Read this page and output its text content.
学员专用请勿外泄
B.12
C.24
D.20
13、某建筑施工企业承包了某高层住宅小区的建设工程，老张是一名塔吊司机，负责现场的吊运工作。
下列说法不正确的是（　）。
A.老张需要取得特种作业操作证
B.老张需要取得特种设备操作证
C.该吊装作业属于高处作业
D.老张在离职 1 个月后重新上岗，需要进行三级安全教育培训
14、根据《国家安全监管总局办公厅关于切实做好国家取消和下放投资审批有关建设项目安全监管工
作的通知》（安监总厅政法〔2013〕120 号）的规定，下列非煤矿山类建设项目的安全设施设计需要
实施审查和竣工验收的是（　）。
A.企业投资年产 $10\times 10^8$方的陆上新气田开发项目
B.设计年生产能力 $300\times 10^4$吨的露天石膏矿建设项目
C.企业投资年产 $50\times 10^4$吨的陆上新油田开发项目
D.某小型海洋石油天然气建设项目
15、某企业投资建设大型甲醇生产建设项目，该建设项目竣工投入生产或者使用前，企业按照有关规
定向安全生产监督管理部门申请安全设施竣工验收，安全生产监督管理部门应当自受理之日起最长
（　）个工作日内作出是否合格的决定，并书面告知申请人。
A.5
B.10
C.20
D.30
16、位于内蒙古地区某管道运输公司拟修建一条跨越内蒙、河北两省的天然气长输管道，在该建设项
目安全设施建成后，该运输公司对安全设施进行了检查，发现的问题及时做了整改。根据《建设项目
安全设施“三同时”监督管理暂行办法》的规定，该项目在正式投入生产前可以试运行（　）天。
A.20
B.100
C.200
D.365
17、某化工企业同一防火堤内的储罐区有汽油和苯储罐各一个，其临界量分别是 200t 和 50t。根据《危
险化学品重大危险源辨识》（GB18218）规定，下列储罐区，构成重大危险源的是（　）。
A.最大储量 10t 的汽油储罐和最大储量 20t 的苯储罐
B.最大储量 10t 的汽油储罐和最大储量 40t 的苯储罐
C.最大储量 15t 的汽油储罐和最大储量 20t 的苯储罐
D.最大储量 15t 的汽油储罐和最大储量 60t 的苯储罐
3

▶ Exercise: Each line that has the word "最大储量" should be copied.

▶ Response to the exercise:
A.最大储量 10t 的汽油储罐和最大储量 20t 的苯储罐
B.最大储量 10t 的汽油储罐和最大储量 40t 的苯储罐
C.最大储量 15t 的汽油储罐和最大储量 20t 的苯储罐
D.最大储量 15t 的汽油储罐和最大储量 60t 的苯储罐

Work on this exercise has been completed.